(Records from a data source)
____

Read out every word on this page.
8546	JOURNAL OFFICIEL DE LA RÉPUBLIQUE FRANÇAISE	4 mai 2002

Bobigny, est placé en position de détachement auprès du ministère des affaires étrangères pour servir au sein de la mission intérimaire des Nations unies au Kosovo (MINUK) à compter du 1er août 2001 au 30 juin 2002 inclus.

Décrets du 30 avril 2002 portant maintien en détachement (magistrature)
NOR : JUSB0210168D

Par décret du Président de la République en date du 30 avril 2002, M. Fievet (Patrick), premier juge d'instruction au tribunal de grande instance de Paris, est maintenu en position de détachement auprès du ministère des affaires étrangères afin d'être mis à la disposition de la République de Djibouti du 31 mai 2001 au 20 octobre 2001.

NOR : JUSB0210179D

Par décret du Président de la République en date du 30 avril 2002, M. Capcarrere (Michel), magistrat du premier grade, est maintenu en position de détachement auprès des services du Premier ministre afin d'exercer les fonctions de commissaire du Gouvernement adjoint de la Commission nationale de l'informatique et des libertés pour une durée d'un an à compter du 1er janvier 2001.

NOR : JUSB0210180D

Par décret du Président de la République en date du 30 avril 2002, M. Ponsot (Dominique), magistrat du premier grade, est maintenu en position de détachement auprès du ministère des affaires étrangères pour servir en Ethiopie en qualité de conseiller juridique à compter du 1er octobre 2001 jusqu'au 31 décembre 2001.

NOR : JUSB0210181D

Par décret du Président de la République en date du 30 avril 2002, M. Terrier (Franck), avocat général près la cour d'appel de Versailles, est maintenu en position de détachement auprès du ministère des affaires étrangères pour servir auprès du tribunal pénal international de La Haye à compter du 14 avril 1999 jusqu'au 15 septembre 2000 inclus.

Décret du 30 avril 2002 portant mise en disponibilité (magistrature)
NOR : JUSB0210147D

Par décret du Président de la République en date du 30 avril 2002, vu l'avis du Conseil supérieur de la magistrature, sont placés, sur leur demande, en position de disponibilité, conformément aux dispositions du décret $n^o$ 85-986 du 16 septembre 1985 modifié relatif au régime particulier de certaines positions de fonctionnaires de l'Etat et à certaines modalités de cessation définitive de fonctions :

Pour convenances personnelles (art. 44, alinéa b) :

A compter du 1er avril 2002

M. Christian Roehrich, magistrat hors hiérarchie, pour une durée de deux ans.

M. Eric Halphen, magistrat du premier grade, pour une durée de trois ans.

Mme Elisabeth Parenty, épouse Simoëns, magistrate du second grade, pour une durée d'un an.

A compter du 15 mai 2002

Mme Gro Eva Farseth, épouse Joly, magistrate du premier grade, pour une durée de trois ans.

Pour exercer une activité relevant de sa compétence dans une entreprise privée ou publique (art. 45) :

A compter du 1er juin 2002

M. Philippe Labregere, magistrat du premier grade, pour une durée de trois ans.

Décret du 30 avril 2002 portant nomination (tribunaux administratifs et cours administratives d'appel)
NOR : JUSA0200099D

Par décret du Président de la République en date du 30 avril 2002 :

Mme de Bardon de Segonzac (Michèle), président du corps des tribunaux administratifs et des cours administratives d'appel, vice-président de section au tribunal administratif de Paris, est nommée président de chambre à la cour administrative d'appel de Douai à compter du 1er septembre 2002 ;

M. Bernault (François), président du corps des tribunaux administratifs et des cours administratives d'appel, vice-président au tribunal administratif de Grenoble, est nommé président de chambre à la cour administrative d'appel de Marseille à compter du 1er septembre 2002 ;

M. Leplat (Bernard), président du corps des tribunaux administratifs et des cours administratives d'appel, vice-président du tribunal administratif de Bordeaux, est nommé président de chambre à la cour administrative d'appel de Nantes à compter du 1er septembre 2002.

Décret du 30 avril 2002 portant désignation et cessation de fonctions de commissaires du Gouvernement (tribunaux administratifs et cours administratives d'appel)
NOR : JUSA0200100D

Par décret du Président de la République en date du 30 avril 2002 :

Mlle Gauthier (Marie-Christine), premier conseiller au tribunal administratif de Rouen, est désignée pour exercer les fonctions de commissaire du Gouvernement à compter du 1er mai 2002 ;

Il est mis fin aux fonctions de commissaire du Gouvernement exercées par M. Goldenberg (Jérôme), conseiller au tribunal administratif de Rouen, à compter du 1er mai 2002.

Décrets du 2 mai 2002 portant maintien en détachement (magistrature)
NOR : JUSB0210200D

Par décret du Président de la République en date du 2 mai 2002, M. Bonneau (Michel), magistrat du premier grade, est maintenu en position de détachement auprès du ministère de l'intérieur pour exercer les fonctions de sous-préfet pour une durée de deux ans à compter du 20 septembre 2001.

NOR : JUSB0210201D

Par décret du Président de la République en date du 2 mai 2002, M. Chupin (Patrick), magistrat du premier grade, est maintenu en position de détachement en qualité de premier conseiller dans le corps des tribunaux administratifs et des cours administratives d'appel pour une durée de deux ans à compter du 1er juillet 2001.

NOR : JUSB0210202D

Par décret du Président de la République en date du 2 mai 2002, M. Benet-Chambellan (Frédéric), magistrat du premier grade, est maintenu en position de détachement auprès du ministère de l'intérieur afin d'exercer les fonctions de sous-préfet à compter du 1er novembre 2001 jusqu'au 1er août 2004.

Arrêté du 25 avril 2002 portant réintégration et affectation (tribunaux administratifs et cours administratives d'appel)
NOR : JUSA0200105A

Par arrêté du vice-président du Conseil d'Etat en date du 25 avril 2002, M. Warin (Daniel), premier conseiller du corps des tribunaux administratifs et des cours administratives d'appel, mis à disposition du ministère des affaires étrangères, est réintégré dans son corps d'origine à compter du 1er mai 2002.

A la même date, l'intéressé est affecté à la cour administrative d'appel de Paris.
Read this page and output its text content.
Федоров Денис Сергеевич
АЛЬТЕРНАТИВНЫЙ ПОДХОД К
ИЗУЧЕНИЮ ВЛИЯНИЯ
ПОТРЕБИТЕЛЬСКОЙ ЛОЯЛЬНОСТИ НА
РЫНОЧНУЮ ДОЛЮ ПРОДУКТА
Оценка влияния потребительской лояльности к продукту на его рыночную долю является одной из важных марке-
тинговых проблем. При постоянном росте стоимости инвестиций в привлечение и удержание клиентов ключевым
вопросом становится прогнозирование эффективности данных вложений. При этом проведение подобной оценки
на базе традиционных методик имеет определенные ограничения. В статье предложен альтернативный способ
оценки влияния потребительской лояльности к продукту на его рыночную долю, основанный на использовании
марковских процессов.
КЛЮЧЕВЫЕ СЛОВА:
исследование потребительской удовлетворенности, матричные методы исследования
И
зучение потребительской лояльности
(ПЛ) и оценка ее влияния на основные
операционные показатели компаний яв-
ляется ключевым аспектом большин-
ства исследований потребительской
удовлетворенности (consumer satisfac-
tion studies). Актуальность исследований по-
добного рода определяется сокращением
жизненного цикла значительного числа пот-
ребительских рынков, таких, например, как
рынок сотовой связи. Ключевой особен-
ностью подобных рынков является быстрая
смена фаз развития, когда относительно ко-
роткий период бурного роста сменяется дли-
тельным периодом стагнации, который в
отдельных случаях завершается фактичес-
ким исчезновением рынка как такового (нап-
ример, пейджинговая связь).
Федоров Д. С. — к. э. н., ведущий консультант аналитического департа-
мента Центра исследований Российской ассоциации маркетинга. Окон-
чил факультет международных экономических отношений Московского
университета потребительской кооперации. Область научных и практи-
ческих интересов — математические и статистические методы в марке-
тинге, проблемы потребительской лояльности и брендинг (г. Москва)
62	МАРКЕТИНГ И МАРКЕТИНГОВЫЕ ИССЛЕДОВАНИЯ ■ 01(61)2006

____

▸ Instructions to follow
Report the number of lines in the entries above that include the word "disponibilité" and add nothing to it.

▸ Exercise answer
2